Énoncé
D'après la critique de Lost Judgment, sur quoi repose la quête improbable qui survient quelques minutes après la scène sur le toit du lycée ?

Page
══════

SpoilerEn effet, tout n’est pas rose au pays de Lost Judgment. Au cours des intrigues et enquêtes, on tombe sur un cas harcèlement sexuel.  Si le fait d’aborder cette question est salvateur, qui plus est dans une licence qui a souvent raconté le monde de la nuit et la place des femmes, sa recherche de la surprise et du twist à tout prix lui coûte la pertinence. Le jeu finit en effet par jeter l’opprobre sur la victime, qui se révèle être une menteuse. C’est un choix très malvenu à l’heure où dans le monde entier, il est nécessaire d’écouter et de croire les victimes de harcèlement, qui sont trop souvent mises en doute par les classes dominantes. Cela est aussi surprenant venant d’une série de jeux qui a souvent pris la défense des personnes opprimées, comme les sans domiciles fixe ou les travailleuses du sexe dans Yakuza 7. Toutes les statistiques et études montrent que le mensonge, dans le cas des violences sexuelles, ne représente qu’un nombre insignifiant parmi les plaintes. Alors choisir d’aller chercher cet angle fait un peu plus de mal à la parole de victimes qui sont, encore aujourd’hui, trop critiquées.

Il en est de même plus généralement dans son traitement des violences sexuelles, en répétant des images qui peuvent être très dérangeantes et qui pourraient mettre mal à l’aise certaines personnes. Le jeu est parfois très « graphique », là où il pourrait se permettre de raconter des événements au travers de dialogues plutôt que d’images. De manière générale, Lost Judgment est un jeu visuellement plus violent que son prédécesseur, qui recherche la maturité à tout prix, mais qui se prend parfois les pieds dans le tapis en se sachant pas trouver la limite entre la nécessité d’aborder des sujets et l’insistance lourdingue qui peut tourner au voyeurisme.

Le culte de l’esprit Yakuza

© SEGA 2021

Yakuza, et par extension sa série de spin-off Judgment, c’est aussi le goût du mélange des genres. Le sérieux de l’histoire principale et la dérision des quêtes secondaires. Mais pour une fois, ce mélange pose de réelles questions de pertinence : est-ce que ces séquences loufoques, qui viennent apporter un peu de légèreté sur un ton grotesque, portent préjudice aux thématiques lourdes qui sont abordées dans la quête principale ? Inviter une certaine forme de dérision entre deux quêtes qui parlent de suicide, de harcèlement ou de violences sexuelles est parfois maladroit, car les transitions d’une séquence à l’autre ne sont pas toujours très bien exécutées. Il est difficile de reprocher ce choix à Lost Judgment, car c’est l’essence même de la série, et nul doute qu’un jeu trop sérieux et violent d’un bout à l’autre aurait pu être trop pesant. Mais comment ne pas être gêné quand une scène très dure et pleine d’émotion (à la mise en scène impeccable, par ailleurs) sur le toit du lycée nous révèle quelques éléments bouleversants de l’affaire est contrebalancée par une quête tout ce qu’il y a de plus improbable quelques minutes plus tard à base de chien détective ? Si j’aime profondément la licence et que Lost Judgment en est, certainement, un bon épisode, c’est plus que jamais un titre où il est plus pertinent de se concentrer sur la quête principale avant de faire le contenu secondaire une fois le générique de fin passé. Parce que outre ce mélange des tons qui est parfois préjudiciable, ces quêtes secondaires apportent de bons moments, elles sont souvent rigolotes et bien écrites, notamment celles qui impliquent des habitant·e·s à qui il semble arriver les plus grandes folies.

══════

Entrées d'annotation spatiale
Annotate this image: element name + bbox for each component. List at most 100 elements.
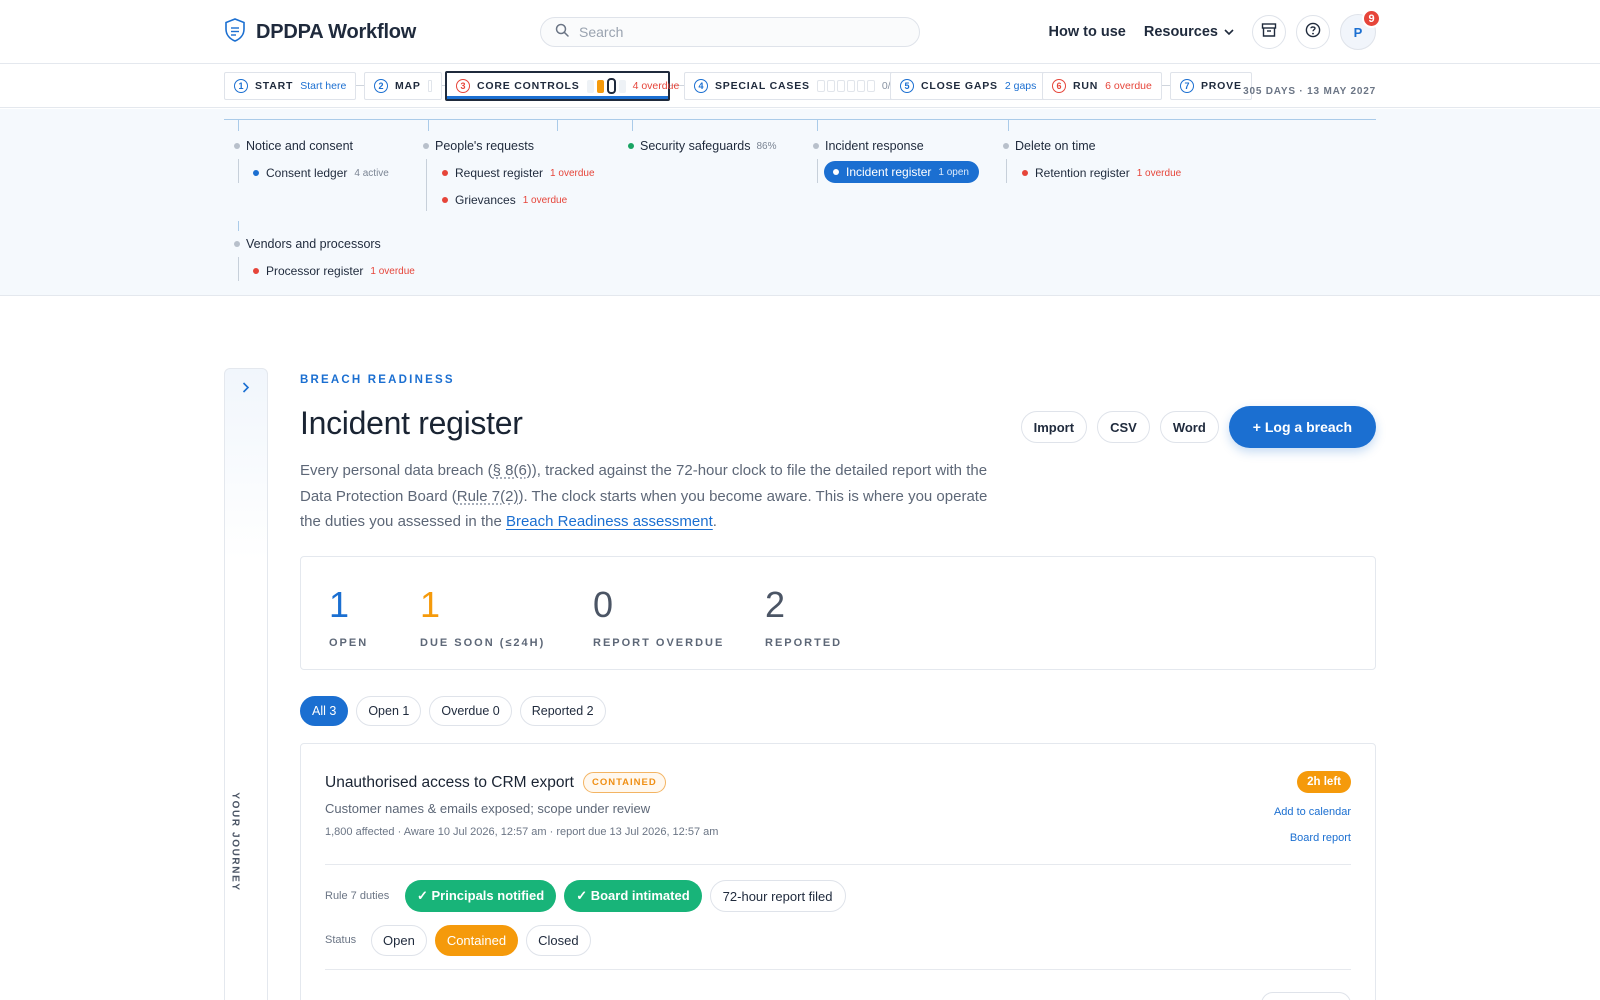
step-label: START bbox=[255, 80, 294, 92]
stat-value: 0 bbox=[593, 584, 614, 625]
status-dot bbox=[1003, 143, 1009, 149]
incident-description: Customer names & emails exposed; scope u… bbox=[325, 801, 651, 816]
tree-tick bbox=[632, 119, 633, 131]
import-button[interactable]: Import bbox=[1020, 411, 1088, 443]
rule-reference[interactable]: Rule 7(2) bbox=[457, 488, 519, 505]
nav-request-register[interactable]: Request register 1 overdue bbox=[442, 166, 595, 180]
step-number: 7 bbox=[1180, 79, 1194, 93]
child-label: Grievances bbox=[455, 193, 516, 207]
status-dot bbox=[628, 143, 634, 149]
step-status: 2 gaps bbox=[1004, 80, 1037, 92]
resources-label: Resources bbox=[1143, 24, 1218, 40]
top-bar: DPDPA Workflow How to use Resources P 9 bbox=[0, 0, 1600, 64]
incident-title[interactable]: Unauthorised access to CRM export bbox=[325, 774, 574, 792]
step-label: RUN bbox=[1073, 80, 1099, 92]
group-peoples-requests[interactable]: People's requests bbox=[423, 139, 534, 153]
group-label: Vendors and processors bbox=[246, 237, 381, 251]
archive-button[interactable] bbox=[1252, 15, 1286, 49]
group-vendors-processors[interactable]: Vendors and processors bbox=[234, 237, 381, 251]
duty-board-intimated[interactable]: ✓ Board intimated bbox=[564, 880, 702, 912]
status-dot bbox=[234, 241, 240, 247]
help-icon bbox=[1305, 22, 1321, 43]
stat-value: 1 bbox=[329, 584, 350, 625]
nav-incident-register[interactable]: Incident register 1 open bbox=[824, 161, 979, 183]
nav-grievances[interactable]: Grievances 1 overdue bbox=[442, 193, 567, 207]
group-notice-consent[interactable]: Notice and consent bbox=[234, 139, 353, 153]
divider bbox=[325, 969, 1351, 970]
expand-journey-button[interactable] bbox=[225, 379, 267, 399]
brand[interactable]: DPDPA Workflow bbox=[224, 18, 416, 47]
csv-export-button[interactable]: CSV bbox=[1097, 411, 1150, 443]
divider bbox=[325, 864, 1351, 865]
step-progress-bars bbox=[816, 80, 875, 92]
core-controls-tree: Notice and consent Consent ledger 4 acti… bbox=[0, 109, 1600, 296]
child-label: Processor register bbox=[266, 264, 364, 278]
status-dot bbox=[1022, 170, 1028, 176]
group-label: Security safeguards bbox=[640, 139, 751, 153]
step-prove[interactable]: 7 PROVE bbox=[1170, 72, 1252, 100]
journey-label: YOUR JOURNEY bbox=[229, 792, 241, 892]
nav-retention-register[interactable]: Retention register 1 overdue bbox=[1022, 166, 1181, 180]
group-delete-on-time[interactable]: Delete on time bbox=[1003, 139, 1096, 153]
how-to-use-link[interactable]: How to use bbox=[1049, 24, 1126, 40]
step-status: Start here bbox=[300, 80, 347, 92]
child-meta: 4 active bbox=[354, 167, 389, 179]
step-close-gaps[interactable]: 5 CLOSE GAPS 2 gaps bbox=[890, 72, 1047, 100]
how-to-use-label: How to use bbox=[1048, 24, 1126, 40]
incident-meta: 1,800 affected · Aware 10 Jul 2026, 12:5… bbox=[325, 826, 719, 838]
filter-open[interactable]: Open 1 bbox=[356, 696, 422, 726]
section-reference[interactable]: § 8(6) bbox=[493, 462, 532, 479]
chevron-right-icon bbox=[242, 380, 250, 398]
workflow-stepper: 1 START Start here 2 MAP 3 CORE CONTROLS… bbox=[0, 64, 1600, 108]
step-start[interactable]: 1 START Start here bbox=[224, 72, 357, 100]
top-nav: How to use Resources P 9 bbox=[1049, 9, 1381, 50]
filter-overdue[interactable]: Overdue 0 bbox=[429, 696, 512, 726]
filter-all[interactable]: All 3 bbox=[300, 696, 349, 726]
child-label: Consent ledger bbox=[266, 166, 348, 180]
board-report-link[interactable]: Board report bbox=[1290, 832, 1351, 844]
group-meta: 86% bbox=[756, 140, 777, 152]
group-incident-response[interactable]: Incident response bbox=[813, 139, 924, 153]
stat-open: 1 OPEN bbox=[329, 584, 368, 650]
chevron-down-icon bbox=[1224, 24, 1234, 40]
status-open[interactable]: Open bbox=[371, 925, 427, 956]
add-to-calendar-link[interactable]: Add to calendar bbox=[1274, 806, 1351, 818]
status-contained[interactable]: Contained bbox=[434, 925, 519, 956]
step-run[interactable]: 6 RUN 6 overdue bbox=[1042, 72, 1162, 100]
page-actions: Import CSV Word + Log a breach bbox=[1020, 406, 1376, 448]
breach-readiness-link[interactable]: Breach Readiness assessment bbox=[506, 513, 713, 530]
step-number: 2 bbox=[374, 79, 388, 93]
search-input[interactable] bbox=[579, 24, 899, 40]
search-icon bbox=[555, 23, 569, 42]
user-avatar[interactable]: P 9 bbox=[1340, 9, 1381, 50]
tree-tick bbox=[557, 119, 558, 131]
filter-reported[interactable]: Reported 2 bbox=[519, 696, 606, 726]
step-map[interactable]: 2 MAP bbox=[364, 72, 442, 100]
duty-principals-notified[interactable]: ✓ Principals notified bbox=[405, 880, 557, 912]
child-label: Request register bbox=[455, 166, 544, 180]
duty-72h-report-filed[interactable]: 72-hour report filed bbox=[709, 880, 846, 912]
step-progress-bars bbox=[586, 78, 626, 94]
nav-consent-ledger[interactable]: Consent ledger 4 active bbox=[253, 166, 389, 180]
status-closed[interactable]: Closed bbox=[526, 925, 591, 956]
incident-status-pill: CONTAINED bbox=[582, 772, 666, 793]
tree-branch bbox=[1006, 159, 1007, 183]
status-dot bbox=[833, 169, 839, 175]
stat-label: REPORT OVERDUE bbox=[593, 637, 725, 649]
word-export-button[interactable]: Word bbox=[1159, 411, 1219, 443]
step-core-controls[interactable]: 3 CORE CONTROLS 4 overdue bbox=[445, 71, 679, 101]
log-breach-button[interactable]: + Log a breach bbox=[1228, 406, 1376, 448]
stat-label: DUE SOON (≤24H) bbox=[420, 637, 546, 649]
tree-branch bbox=[426, 159, 427, 211]
step-special-cases[interactable]: 4 SPECIAL CASES 0/6 bbox=[684, 72, 907, 100]
search-box[interactable] bbox=[540, 17, 920, 47]
page-title: Incident register bbox=[300, 405, 523, 441]
step-label: SPECIAL CASES bbox=[715, 80, 810, 92]
nav-processor-register[interactable]: Processor register 1 overdue bbox=[253, 264, 415, 278]
resources-menu[interactable]: Resources bbox=[1144, 24, 1234, 40]
help-button[interactable] bbox=[1296, 15, 1330, 49]
step-number: 4 bbox=[694, 79, 708, 93]
incident-filters: All 3 Open 1 Overdue 0 Reported 2 bbox=[300, 696, 606, 726]
next-card-button[interactable] bbox=[1261, 992, 1351, 1000]
group-security-safeguards[interactable]: Security safeguards 86% bbox=[628, 139, 777, 153]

══════

Résultat
Elle repose sur un chien détective.